**Records contained in a dataset**

========

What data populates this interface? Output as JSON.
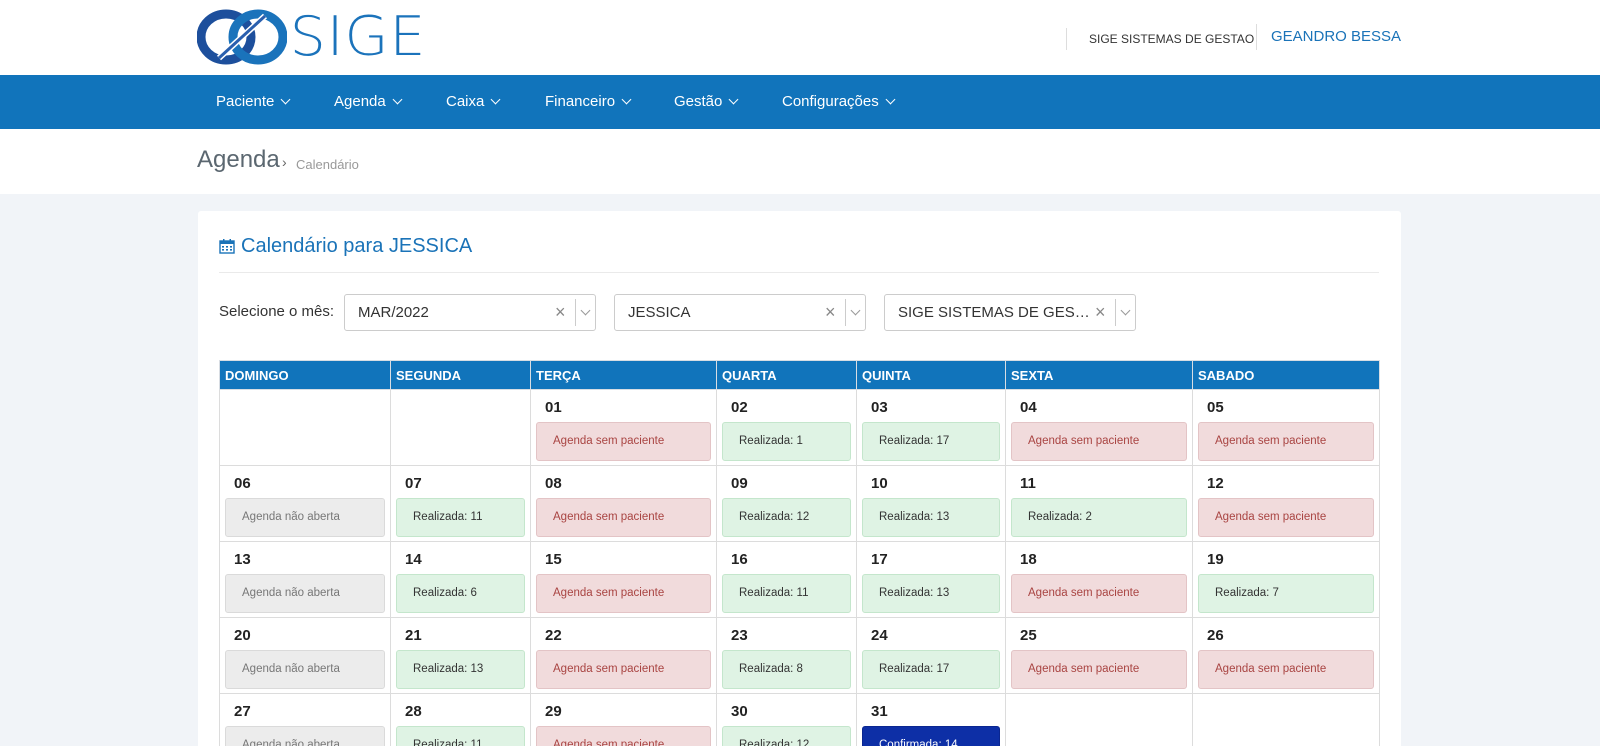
{
  "brand": {
    "logo_text": "SIGE",
    "company": "SIGE SISTEMAS DE GESTAO",
    "user": "GEANDRO BESSA"
  },
  "nav": [
    "Paciente",
    "Agenda",
    "Caixa",
    "Financeiro",
    "Gestão",
    "Configurações"
  ],
  "breadcrumb": {
    "title": "Agenda",
    "separator": "›",
    "current": "Calendário"
  },
  "card": {
    "title": "Calendário para JESSICA",
    "month_label": "Selecione o mês:",
    "selects": [
      {
        "value": "MAR/2022"
      },
      {
        "value": "JESSICA"
      },
      {
        "value": "SIGE SISTEMAS DE GESTAO"
      }
    ]
  },
  "calendar": {
    "headers": [
      "DOMINGO",
      "SEGUNDA",
      "TERÇA",
      "QUARTA",
      "QUINTA",
      "SEXTA",
      "SABADO"
    ],
    "weeks": [
      [
        null,
        null,
        {
          "day": "01",
          "status": "sem",
          "text": "Agenda sem paciente"
        },
        {
          "day": "02",
          "status": "real",
          "text": "Realizada: 1"
        },
        {
          "day": "03",
          "status": "real",
          "text": "Realizada: 17"
        },
        {
          "day": "04",
          "status": "sem",
          "text": "Agenda sem paciente"
        },
        {
          "day": "05",
          "status": "sem",
          "text": "Agenda sem paciente"
        }
      ],
      [
        {
          "day": "06",
          "status": "nao",
          "text": "Agenda não aberta"
        },
        {
          "day": "07",
          "status": "real",
          "text": "Realizada: 11"
        },
        {
          "day": "08",
          "status": "sem",
          "text": "Agenda sem paciente"
        },
        {
          "day": "09",
          "status": "real",
          "text": "Realizada: 12"
        },
        {
          "day": "10",
          "status": "real",
          "text": "Realizada: 13"
        },
        {
          "day": "11",
          "status": "real",
          "text": "Realizada: 2"
        },
        {
          "day": "12",
          "status": "sem",
          "text": "Agenda sem paciente"
        }
      ],
      [
        {
          "day": "13",
          "status": "nao",
          "text": "Agenda não aberta"
        },
        {
          "day": "14",
          "status": "real",
          "text": "Realizada: 6"
        },
        {
          "day": "15",
          "status": "sem",
          "text": "Agenda sem paciente"
        },
        {
          "day": "16",
          "status": "real",
          "text": "Realizada: 11"
        },
        {
          "day": "17",
          "status": "real",
          "text": "Realizada: 13"
        },
        {
          "day": "18",
          "status": "sem",
          "text": "Agenda sem paciente"
        },
        {
          "day": "19",
          "status": "real",
          "text": "Realizada: 7"
        }
      ],
      [
        {
          "day": "20",
          "status": "nao",
          "text": "Agenda não aberta"
        },
        {
          "day": "21",
          "status": "real",
          "text": "Realizada: 13"
        },
        {
          "day": "22",
          "status": "sem",
          "text": "Agenda sem paciente"
        },
        {
          "day": "23",
          "status": "real",
          "text": "Realizada: 8"
        },
        {
          "day": "24",
          "status": "real",
          "text": "Realizada: 17"
        },
        {
          "day": "25",
          "status": "sem",
          "text": "Agenda sem paciente"
        },
        {
          "day": "26",
          "status": "sem",
          "text": "Agenda sem paciente"
        }
      ],
      [
        {
          "day": "27",
          "status": "nao",
          "text": "Agenda não aberta"
        },
        {
          "day": "28",
          "status": "real",
          "text": "Realizada: 11"
        },
        {
          "day": "29",
          "status": "sem",
          "text": "Agenda sem paciente"
        },
        {
          "day": "30",
          "status": "real",
          "text": "Realizada: 12"
        },
        {
          "day": "31",
          "status": "conf",
          "text": "Confirmada: 14"
        },
        null,
        null
      ]
    ]
  },
  "colors": {
    "primary": "#1174bb",
    "link": "#1a73b8",
    "confirmed": "#0d2fa6",
    "sem_bg": "#f1dbdc",
    "real_bg": "#dff3e4",
    "nao_bg": "#ececec"
  }
}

========

**Instructions for the task**
From the entries above, copy every line that holds the word "JESSICA".

**Response to the task**
    "title": "Calendário para JESSICA",
        "value": "JESSICA"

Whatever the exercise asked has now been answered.